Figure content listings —
* BEGIN *

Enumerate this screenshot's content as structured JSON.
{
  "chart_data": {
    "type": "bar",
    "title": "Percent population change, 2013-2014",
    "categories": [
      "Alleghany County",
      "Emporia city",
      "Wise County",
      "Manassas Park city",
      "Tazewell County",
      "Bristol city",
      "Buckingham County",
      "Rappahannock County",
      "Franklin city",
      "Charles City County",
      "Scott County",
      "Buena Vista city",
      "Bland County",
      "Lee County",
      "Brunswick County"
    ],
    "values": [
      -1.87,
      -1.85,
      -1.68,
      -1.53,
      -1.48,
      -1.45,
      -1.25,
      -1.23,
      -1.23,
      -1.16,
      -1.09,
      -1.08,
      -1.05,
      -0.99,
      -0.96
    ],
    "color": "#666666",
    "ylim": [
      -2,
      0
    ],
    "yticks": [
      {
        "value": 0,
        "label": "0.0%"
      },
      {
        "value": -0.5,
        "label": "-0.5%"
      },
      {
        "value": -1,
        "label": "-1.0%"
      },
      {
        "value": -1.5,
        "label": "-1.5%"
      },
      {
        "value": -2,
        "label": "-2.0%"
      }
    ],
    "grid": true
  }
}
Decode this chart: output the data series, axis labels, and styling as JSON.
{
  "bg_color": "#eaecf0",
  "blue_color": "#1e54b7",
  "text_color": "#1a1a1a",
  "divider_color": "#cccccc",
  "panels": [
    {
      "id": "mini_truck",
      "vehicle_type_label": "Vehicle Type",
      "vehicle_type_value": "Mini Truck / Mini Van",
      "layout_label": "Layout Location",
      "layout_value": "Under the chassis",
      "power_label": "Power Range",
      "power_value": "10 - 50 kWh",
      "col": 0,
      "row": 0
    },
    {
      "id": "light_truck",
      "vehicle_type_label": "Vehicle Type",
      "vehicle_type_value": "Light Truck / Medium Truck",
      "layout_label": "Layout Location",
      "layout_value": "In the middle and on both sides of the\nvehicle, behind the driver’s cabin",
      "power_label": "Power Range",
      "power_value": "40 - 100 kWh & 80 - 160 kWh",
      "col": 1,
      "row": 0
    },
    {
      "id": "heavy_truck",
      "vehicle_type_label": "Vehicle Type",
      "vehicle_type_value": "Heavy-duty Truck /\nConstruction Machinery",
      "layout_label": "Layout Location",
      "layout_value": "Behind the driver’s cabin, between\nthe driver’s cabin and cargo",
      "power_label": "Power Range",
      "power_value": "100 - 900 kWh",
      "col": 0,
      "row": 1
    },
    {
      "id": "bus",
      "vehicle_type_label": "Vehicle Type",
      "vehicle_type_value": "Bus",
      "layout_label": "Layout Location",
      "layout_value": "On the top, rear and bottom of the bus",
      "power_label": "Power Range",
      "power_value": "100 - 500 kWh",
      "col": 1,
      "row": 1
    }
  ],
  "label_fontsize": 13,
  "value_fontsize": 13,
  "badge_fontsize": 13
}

* END *

WHAT IS EXPECTED — Check each line above for the string "cabin", then copy the ones that have it.

RESULT FOR THIS EXERCISE —
      "layout_value": "In the middle and on both sides of the\nvehicle, behind the driver’s cabin",
      "layout_value": "Behind the driver’s cabin, between\nthe driver’s cabin and cargo",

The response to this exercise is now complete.